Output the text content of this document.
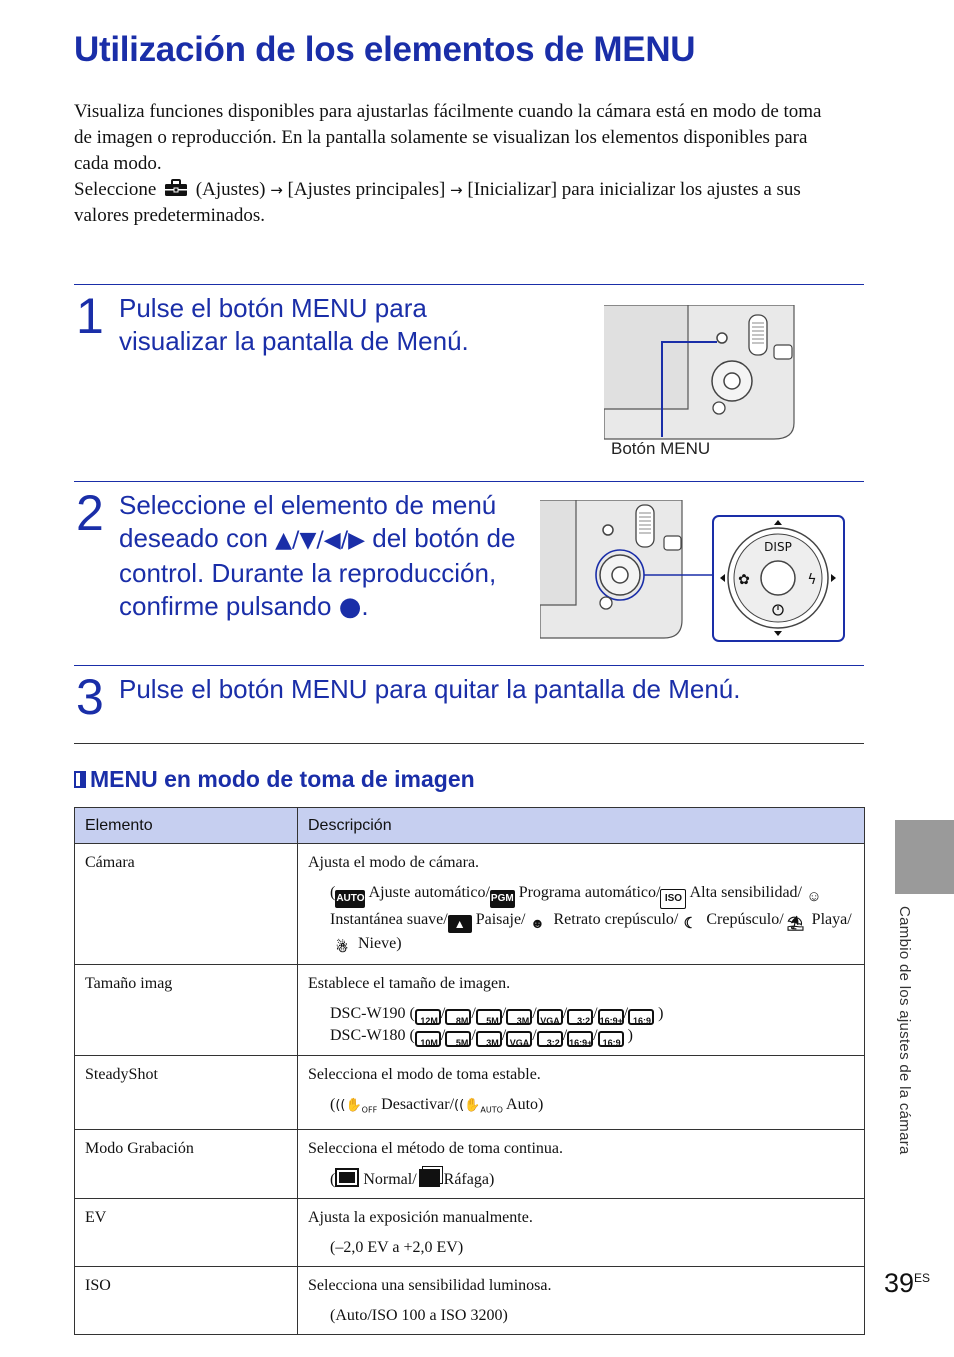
Utilización de los elementos de MENU

Visualiza funciones disponibles para ajustarlas fácilmente cuando la cámara está en modo de toma de imagen o reproducción. En la pantalla solamente se visualizan los elementos disponibles para cada modo.

Seleccione (Ajustes) → [Ajustes principales] → [Inicializar] para inicializar los ajustes a sus valores predeterminados.

1 Pulse el botón MENU para visualizar la pantalla de Menú.
Botón MENU
2 Seleccione el elemento de menú deseado con ▲/▼/◀/▶ del botón de control. Durante la reproducción, confirme pulsando ●.
DISP
✿	ϟ
3 Pulse el botón MENU para quitar la pantalla de Menú.
MENU en modo de toma de imagen
Elemento	Descripción
Cámara	Ajusta el modo de cámara.
(AUTO Ajuste automático/PGM Programa automático/ ISO Alta sensibilidad/ ☺ Instantánea suave/ ▲ Paisaje/ ☻ Retrato crepúsculo/ ☾ Crepúsculo/ ⛱ Playa/☃ Nieve)

Tamaño imag	Establece el tamaño de imagen.
DSC-W190 ( 12M / 8M / 5M / 3M / VGA / 3:2 / 16:9+/ 16:9 )
DSC-W180 ( 10M / 5M / 3M / VGA / 3:2 / 16:9+/ 16:9 )

SteadyShot	Selecciona el modo de toma estable.
((($✋_{OFF}$ Desactivar/(($✋_{AUTO}$ Auto)

Modo Grabación	Selecciona el método de toma continua.
( Normal/ Ráfaga)

EV	Ajusta la exposición manualmente.
(–2,0 EV a +2,0 EV)

ISO	Selecciona una sensibilidad luminosa.
(Auto/ISO 100 a ISO 3200)
Cambio de los ajustes de la cámara
$39^{ES}$
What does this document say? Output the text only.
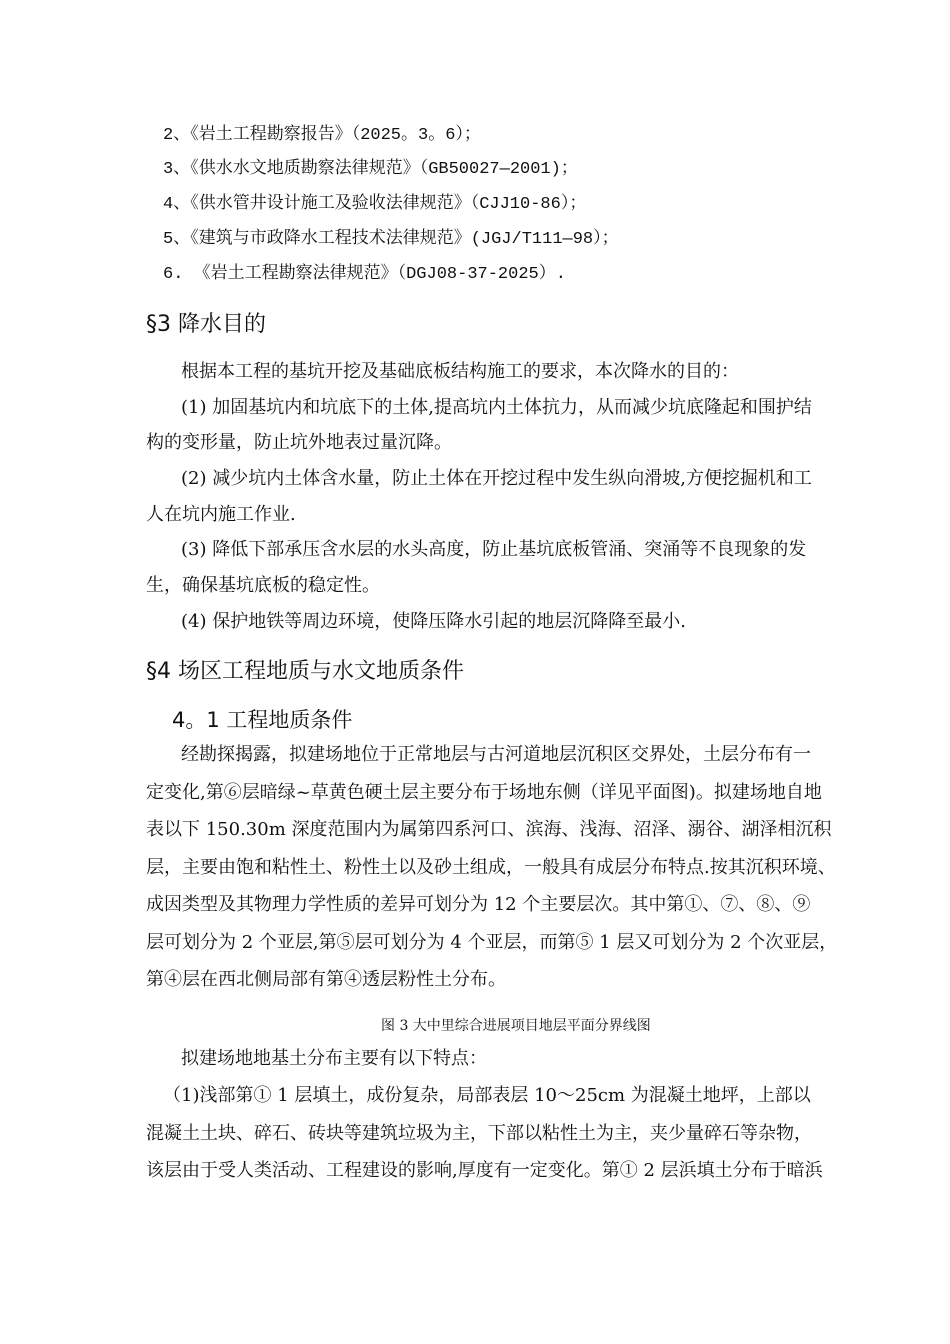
2、《岩土工程勘察报告》（2025。3。6）；
3、《供水水文地质勘察法律规范》（GB50027—2001)；
4、《供水管井设计施工及验收法律规范》（CJJ10-86）；
5、《建筑与市政降水工程技术法律规范》(JGJ/T111—98）；
6. 《岩土工程勘察法律规范》（DGJ08-37-2025）.
§3 降水目的
根据本工程的基坑开挖及基础底板结构施工的要求，本次降水的目的：
(1) 加固基坑内和坑底下的土体,提高坑内土体抗力，从而减少坑底隆起和围护结
构的变形量，防止坑外地表过量沉降。
(2) 减少坑内土体含水量，防止土体在开挖过程中发生纵向滑坡,方便挖掘机和工
人在坑内施工作业.
(3) 降低下部承压含水层的水头高度，防止基坑底板管涌、突涌等不良现象的发
生，确保基坑底板的稳定性。
(4) 保护地铁等周边环境，使降压降水引起的地层沉降降至最小.
§4 场区工程地质与水文地质条件
4。1 工程地质条件
经勘探揭露，拟建场地位于正常地层与古河道地层沉积区交界处，土层分布有一
定变化,第⑥层暗绿~草黄色硬土层主要分布于场地东侧（详见平面图)。拟建场地自地
表以下 150.30m 深度范围内为属第四系河口、滨海、浅海、沼泽、溺谷、湖泽相沉积
层，主要由饱和粘性土、粉性土以及砂土组成，一般具有成层分布特点.按其沉积环境、
成因类型及其物理力学性质的差异可划分为 12 个主要层次。其中第①、⑦、⑧、⑨
层可划分为 2 个亚层,第⑤层可划分为 4 个亚层，而第⑤ 1 层又可划分为 2 个次亚层，
第④层在西北侧局部有第④透层粉性土分布。
图 3 大中里综合进展项目地层平面分界线图
拟建场地地基土分布主要有以下特点：
（1)浅部第① 1 层填土，成份复杂，局部表层 10～25cm 为混凝土地坪，上部以
混凝土土块、碎石、砖块等建筑垃圾为主，下部以粘性土为主，夹少量碎石等杂物，
该层由于受人类活动、工程建设的影响,厚度有一定变化。第① 2 层浜填土分布于暗浜
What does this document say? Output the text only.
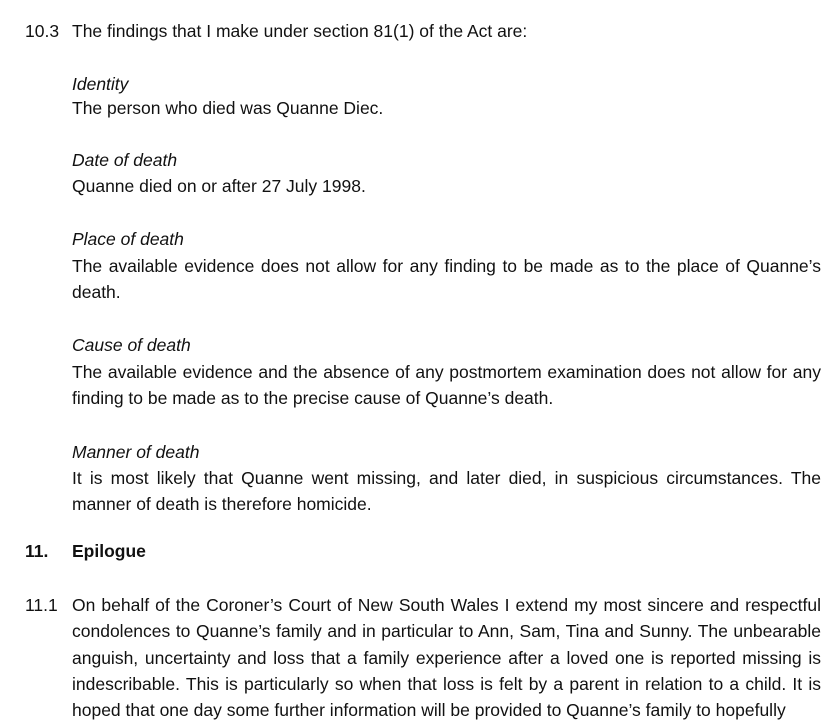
10.3 The findings that I make under section 81(1) of the Act are:
Identity
The person who died was Quanne Diec.
Date of death
Quanne died on or after 27 July 1998.
Place of death
The available evidence does not allow for any finding to be made as to the place of Quanne’s death.
Cause of death
The available evidence and the absence of any postmortem examination does not allow for any finding to be made as to the precise cause of Quanne’s death.
Manner of death
It is most likely that Quanne went missing, and later died, in suspicious circumstances. The manner of death is therefore homicide.
11. Epilogue
11.1 On behalf of the Coroner’s Court of New South Wales I extend my most sincere and respectful condolences to Quanne’s family and in particular to Ann, Sam, Tina and Sunny. The unbearable anguish, uncertainty and loss that a family experience after a loved one is reported missing is indescribable. This is particularly so when that loss is felt by a parent in relation to a child. It is hoped that one day some further information will be provided to Quanne’s family to hopefully
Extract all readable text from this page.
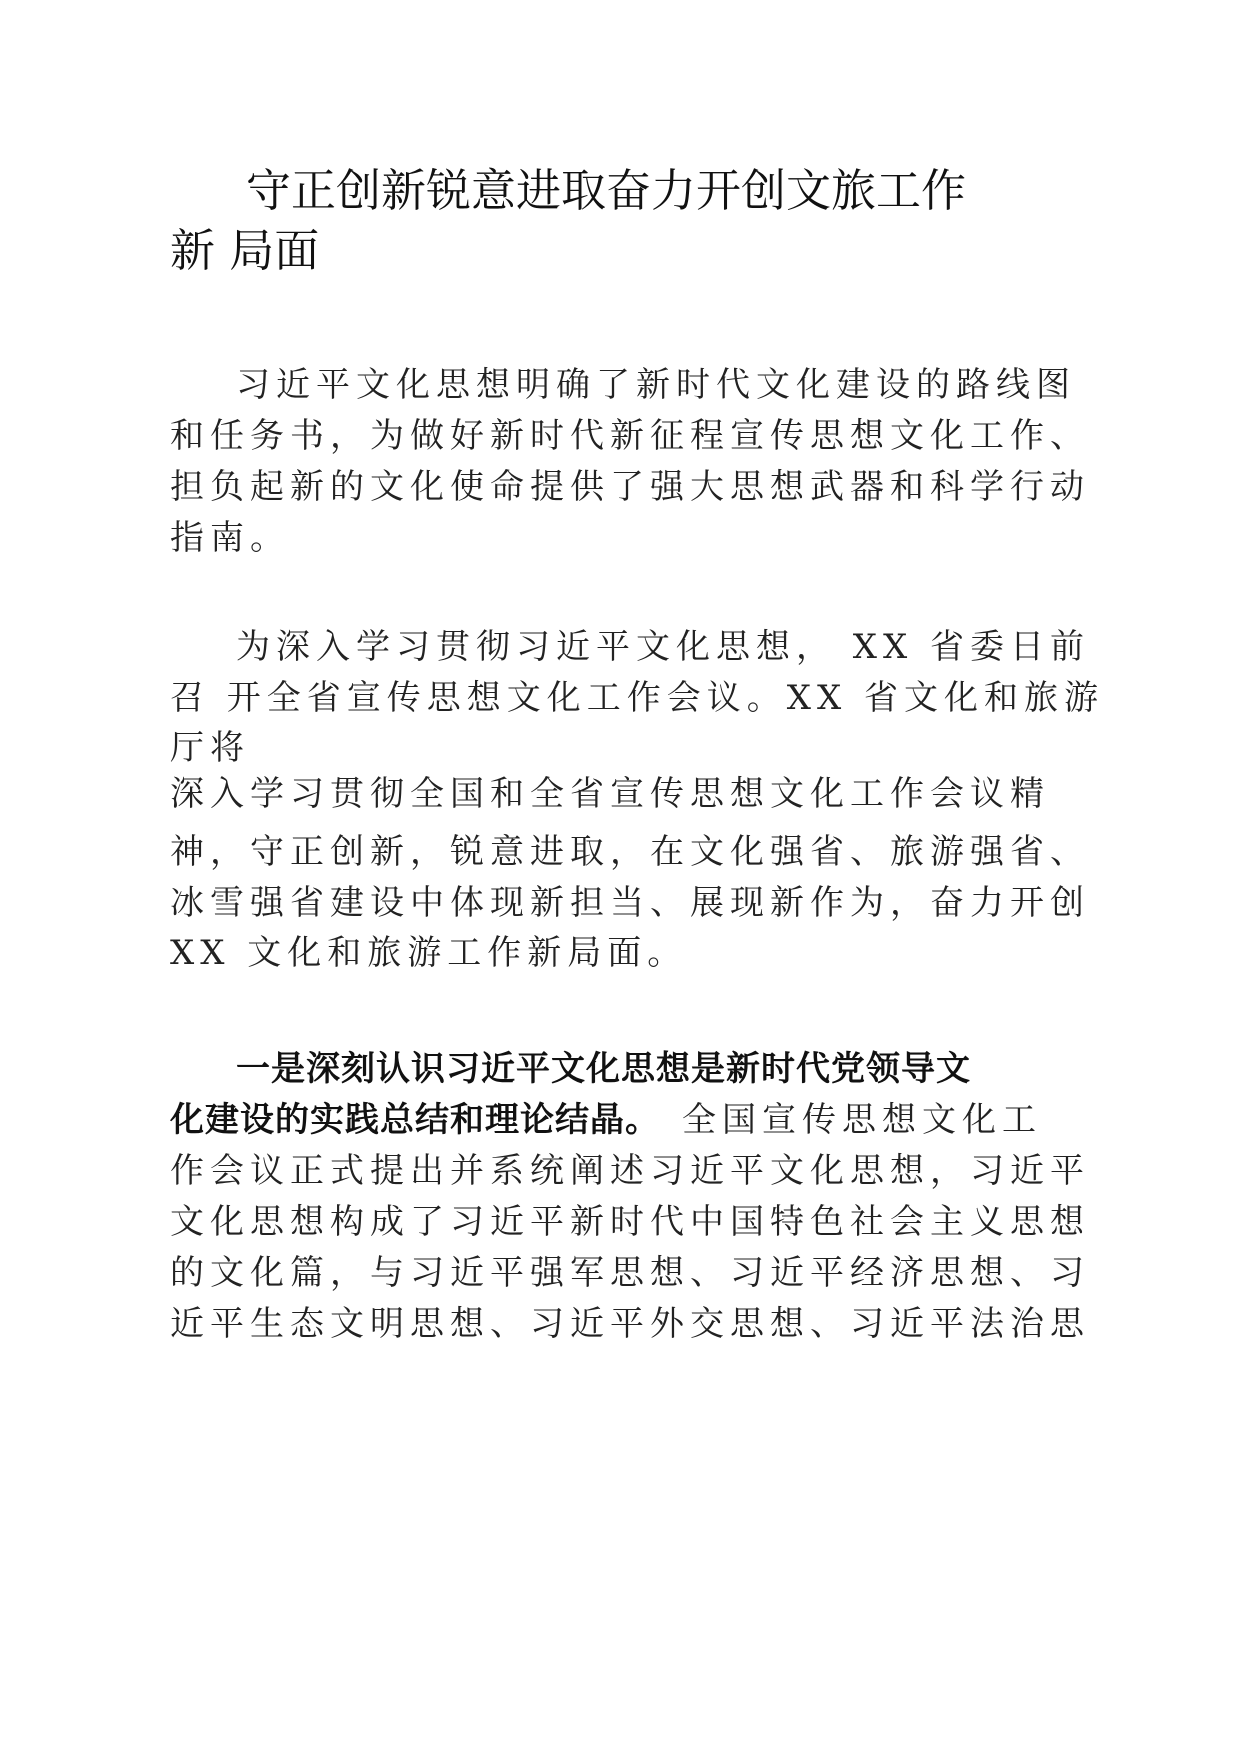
守正创新锐意进取奋力开创文旅工作
新 局面
习近平文化思想明确了新时代文化建设的路线图
和任务书，为做好新时代新征程宣传思想文化工作、
担负起新的文化使命提供了强大思想武器和科学行动
指南。
为深入学习贯彻习近平文化思想， XX 省委日前
召 开全省宣传思想文化工作会议。XX 省文化和旅游
厅将
深入学习贯彻全国和全省宣传思想文化工作会议精
神，守正创新，锐意进取，在文化强省、旅游强省、
冰雪强省建设中体现新担当、展现新作为，奋力开创
XX 文化和旅游工作新局面。
一是深刻认识习近平文化思想是新时代党领导文
化建设的实践总结和理论结晶。 全国宣传思想文化工
作会议正式提出并系统阐述习近平文化思想，习近平
文化思想构成了习近平新时代中国特色社会主义思想
的文化篇，与习近平强军思想、习近平经济思想、习
近平生态文明思想、习近平外交思想、习近平法治思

■ ■ ■ ■

◆ Task to complete
Only a number is wanted: how many lines of the material include the word "Seleccione".

◆ Answer to the problem
2